DATA EXTRACT.
--- START ---
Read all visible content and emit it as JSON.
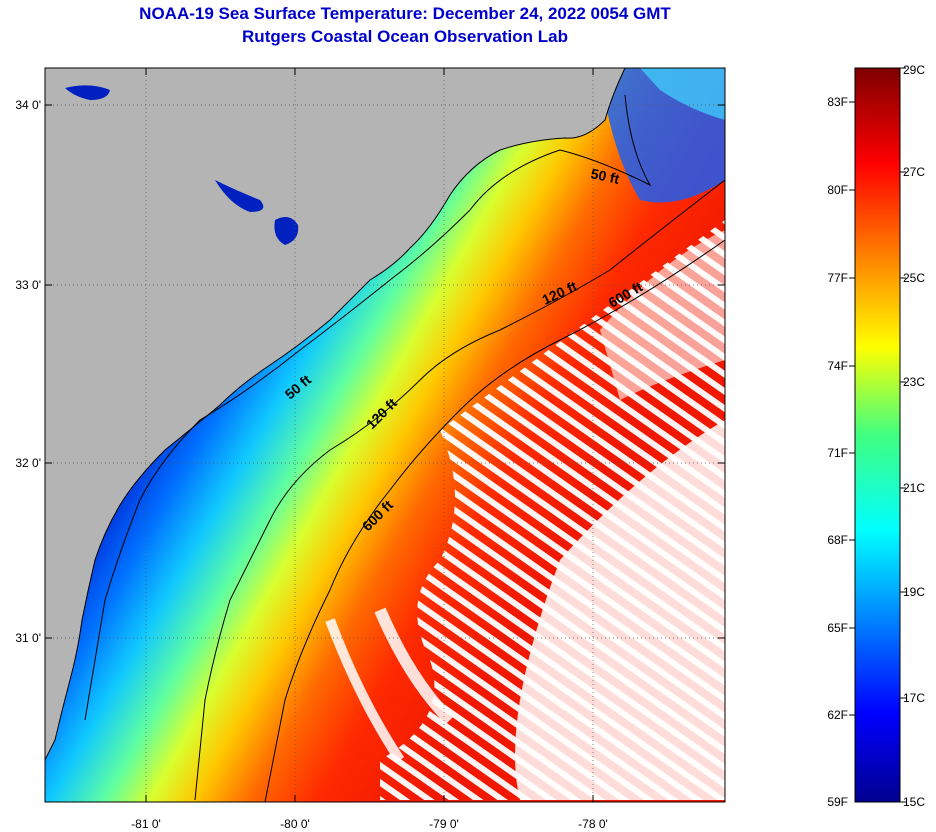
{
  "title": {
    "line1": "NOAA-19 Sea Surface Temperature:  December 24, 2022 0054 GMT",
    "line2": "Rutgers Coastal Ocean Observation Lab"
  },
  "axes": {
    "lon_labels": [
      "-81 0'",
      "-80 0'",
      "-79 0'",
      "-78 0'"
    ],
    "lat_labels": [
      "34 0'",
      "33 0'",
      "32 0'",
      "31 0'"
    ]
  },
  "contours": {
    "c50a": "50 ft",
    "c50b": "50 ft",
    "c120a": "120 ft",
    "c120b": "120 ft",
    "c600a": "600 ft",
    "c600b": "600 ft"
  },
  "colorbar": {
    "fahrenheit": [
      "83F",
      "80F",
      "77F",
      "74F",
      "71F",
      "68F",
      "65F",
      "62F",
      "59F"
    ],
    "celsius": [
      "29C",
      "27C",
      "25C",
      "23C",
      "21C",
      "19C",
      "17C",
      "15C"
    ]
  },
  "colors": {
    "land": "#b4b4b4",
    "cold": "#00008f",
    "warm": "#7f0000",
    "title": "#0000cc"
  }
}
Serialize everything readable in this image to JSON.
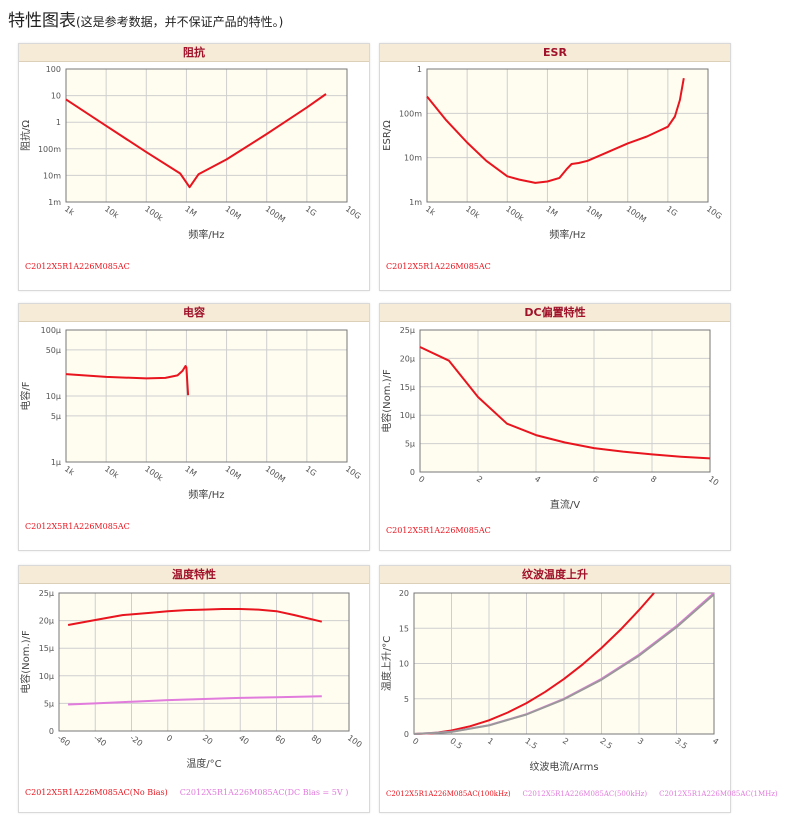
{
  "page": {
    "title": "特性图表",
    "note": "(这是参考数据，并不保证产品的特性。)"
  },
  "chart_data": [
    {
      "id": "impedance",
      "type": "line",
      "title": "阻抗",
      "xlabel": "频率/Hz",
      "ylabel": "阻抗/Ω",
      "xscale": "log",
      "yscale": "log",
      "xlim": [
        1000,
        10000000000
      ],
      "ylim": [
        0.001,
        100
      ],
      "x_ticks": [
        1000,
        10000,
        100000,
        1000000,
        10000000,
        100000000,
        1000000000,
        10000000000
      ],
      "x_tick_labels": [
        "1k",
        "10k",
        "100k",
        "1M",
        "10M",
        "100M",
        "1G",
        "10G"
      ],
      "y_ticks": [
        0.001,
        0.01,
        0.1,
        1,
        10,
        100
      ],
      "y_tick_labels": [
        "1m",
        "10m",
        "100m",
        "1",
        "10",
        "100"
      ],
      "grid": true,
      "series": [
        {
          "name": "C2012X5R1A226M085AC",
          "color": "#e8141e",
          "x": [
            1000,
            10000,
            100000,
            700000,
            1200000,
            2000000,
            10000000,
            100000000,
            1000000000,
            3000000000
          ],
          "y": [
            7.2,
            0.73,
            0.075,
            0.0118,
            0.0036,
            0.011,
            0.04,
            0.36,
            3.6,
            11.5
          ]
        }
      ],
      "legend": "bottom-left"
    },
    {
      "id": "esr",
      "type": "line",
      "title": "ESR",
      "xlabel": "频率/Hz",
      "ylabel": "ESR/Ω",
      "xscale": "log",
      "yscale": "log",
      "xlim": [
        1000,
        10000000000
      ],
      "ylim": [
        0.001,
        1
      ],
      "x_ticks": [
        1000,
        10000,
        100000,
        1000000,
        10000000,
        100000000,
        1000000000,
        10000000000
      ],
      "x_tick_labels": [
        "1k",
        "10k",
        "100k",
        "1M",
        "10M",
        "100M",
        "1G",
        "10G"
      ],
      "y_ticks": [
        0.001,
        0.01,
        0.1,
        1
      ],
      "y_tick_labels": [
        "1m",
        "10m",
        "100m",
        "1"
      ],
      "grid": true,
      "series": [
        {
          "name": "C2012X5R1A226M085AC",
          "color": "#e8141e",
          "x": [
            1000,
            3000,
            10000,
            30000,
            100000,
            200000,
            500000,
            1000000,
            2000000,
            3000000,
            4000000,
            6000000,
            10000000,
            30000000,
            100000000,
            300000000,
            1000000000,
            1500000000,
            2000000000,
            2500000000
          ],
          "y": [
            0.24,
            0.07,
            0.022,
            0.0085,
            0.0038,
            0.0032,
            0.0027,
            0.0029,
            0.0035,
            0.0055,
            0.0072,
            0.0076,
            0.0085,
            0.013,
            0.021,
            0.03,
            0.05,
            0.085,
            0.2,
            0.62
          ]
        }
      ],
      "legend": "bottom-left"
    },
    {
      "id": "capacitance",
      "type": "line",
      "title": "电容",
      "xlabel": "频率/Hz",
      "ylabel": "电容/F",
      "xscale": "log",
      "yscale": "log",
      "xlim": [
        1000,
        10000000000
      ],
      "ylim": [
        1e-06,
        0.0001
      ],
      "x_ticks": [
        1000,
        10000,
        100000,
        1000000,
        10000000,
        100000000,
        1000000000,
        10000000000
      ],
      "x_tick_labels": [
        "1k",
        "10k",
        "100k",
        "1M",
        "10M",
        "100M",
        "1G",
        "10G"
      ],
      "y_ticks": [
        1e-06,
        5e-06,
        1e-05,
        5e-05,
        0.0001
      ],
      "y_tick_labels": [
        "1μ",
        "5μ",
        "10μ",
        "50μ",
        "100μ"
      ],
      "grid": true,
      "series": [
        {
          "name": "C2012X5R1A226M085AC",
          "color": "#e8141e",
          "x": [
            1000,
            10000,
            100000,
            300000,
            600000,
            800000,
            950000,
            1000000,
            1100000
          ],
          "y": [
            2.15e-05,
            1.95e-05,
            1.85e-05,
            1.88e-05,
            2.05e-05,
            2.4e-05,
            2.85e-05,
            2.7e-05,
            1.03e-05
          ]
        }
      ],
      "legend": "bottom-left"
    },
    {
      "id": "dc-bias",
      "type": "line",
      "title": "DC偏置特性",
      "xlabel": "直流/V",
      "ylabel": "电容(Nom.)/F",
      "xlim": [
        0,
        10
      ],
      "ylim": [
        0,
        2.5e-05
      ],
      "x_ticks": [
        0,
        2,
        4,
        6,
        8,
        10
      ],
      "x_tick_labels": [
        "0",
        "2",
        "4",
        "6",
        "8",
        "10"
      ],
      "y_ticks": [
        0,
        5e-06,
        1e-05,
        1.5e-05,
        2e-05,
        2.5e-05
      ],
      "y_tick_labels": [
        "0",
        "5μ",
        "10μ",
        "15μ",
        "20μ",
        "25μ"
      ],
      "grid": true,
      "series": [
        {
          "name": "C2012X5R1A226M085AC",
          "color": "#e8141e",
          "x": [
            0,
            1,
            2,
            3,
            4,
            5,
            6,
            7,
            8,
            9,
            10
          ],
          "y": [
            2.2e-05,
            1.96e-05,
            1.32e-05,
            8.5e-06,
            6.5e-06,
            5.2e-06,
            4.2e-06,
            3.6e-06,
            3.1e-06,
            2.7e-06,
            2.4e-06
          ]
        }
      ],
      "legend": "bottom-left"
    },
    {
      "id": "temperature",
      "type": "line",
      "title": "温度特性",
      "xlabel": "温度/°C",
      "ylabel": "电容(Nom.)/F",
      "xlim": [
        -60,
        100
      ],
      "ylim": [
        0,
        2.5e-05
      ],
      "x_ticks": [
        -60,
        -40,
        -20,
        0,
        20,
        40,
        60,
        80,
        100
      ],
      "x_tick_labels": [
        "-60",
        "-40",
        "-20",
        "0",
        "20",
        "40",
        "60",
        "80",
        "100"
      ],
      "y_ticks": [
        0,
        5e-06,
        1e-05,
        1.5e-05,
        2e-05,
        2.5e-05
      ],
      "y_tick_labels": [
        "0",
        "5μ",
        "10μ",
        "15μ",
        "20μ",
        "25μ"
      ],
      "grid": true,
      "series": [
        {
          "name": "C2012X5R1A226M085AC(No Bias)",
          "color": "#e8141e",
          "x": [
            -55,
            -40,
            -25,
            -10,
            0,
            10,
            20,
            30,
            40,
            50,
            60,
            70,
            85
          ],
          "y": [
            1.92e-05,
            2.01e-05,
            2.1e-05,
            2.14e-05,
            2.17e-05,
            2.19e-05,
            2.2e-05,
            2.21e-05,
            2.21e-05,
            2.2e-05,
            2.17e-05,
            2.1e-05,
            1.98e-05
          ]
        },
        {
          "name": "C2012X5R1A226M085AC(DC Bias = 5V )",
          "color": "#e17bdc",
          "x": [
            -55,
            -40,
            -20,
            0,
            20,
            40,
            60,
            85
          ],
          "y": [
            4.8e-06,
            5e-06,
            5.3e-06,
            5.6e-06,
            5.8e-06,
            6e-06,
            6.1e-06,
            6.3e-06
          ]
        }
      ],
      "legend": "bottom-left"
    },
    {
      "id": "ripple",
      "type": "line",
      "title": "纹波温度上升",
      "xlabel": "纹波电流/Arms",
      "ylabel": "温度上升/°C",
      "xlim": [
        0,
        4
      ],
      "ylim": [
        0,
        20
      ],
      "x_ticks": [
        0,
        0.5,
        1,
        1.5,
        2,
        2.5,
        3,
        3.5,
        4
      ],
      "x_tick_labels": [
        "0",
        "0.5",
        "1",
        "1.5",
        "2",
        "2.5",
        "3",
        "3.5",
        "4"
      ],
      "y_ticks": [
        0,
        5,
        10,
        15,
        20
      ],
      "y_tick_labels": [
        "0",
        "5",
        "10",
        "15",
        "20"
      ],
      "grid": true,
      "series": [
        {
          "name": "C2012X5R1A226M085AC(100kHz)",
          "color": "#e8141e",
          "x": [
            0,
            0.25,
            0.5,
            0.75,
            1,
            1.25,
            1.5,
            1.75,
            2,
            2.25,
            2.5,
            2.75,
            3,
            3.2
          ],
          "y": [
            0,
            0.12,
            0.49,
            1.1,
            1.95,
            3.05,
            4.39,
            5.98,
            7.81,
            9.89,
            12.2,
            14.77,
            17.58,
            20.0
          ]
        },
        {
          "name": "C2012X5R1A226M085AC(500kHz)",
          "color": "#e17bdc",
          "x": [
            0,
            0.5,
            1,
            1.5,
            2,
            2.5,
            3,
            3.5,
            4
          ],
          "y": [
            0,
            0.31,
            1.25,
            2.81,
            5.0,
            7.81,
            11.25,
            15.31,
            20.0
          ]
        },
        {
          "name": "C2012X5R1A226M085AC(1MHz)",
          "color": "#999999",
          "x": [
            0,
            0.5,
            1,
            1.5,
            2,
            2.5,
            3,
            3.5,
            4
          ],
          "y": [
            0,
            0.3,
            1.22,
            2.76,
            4.92,
            7.7,
            11.1,
            15.15,
            19.8
          ]
        }
      ],
      "legend": "bottom-left"
    }
  ]
}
--- END ---
THE REQUEST. Tally the lines in these entries that have the string "title" in them, then answer with the count and nothing else.

CORRECT RESPONSE. 9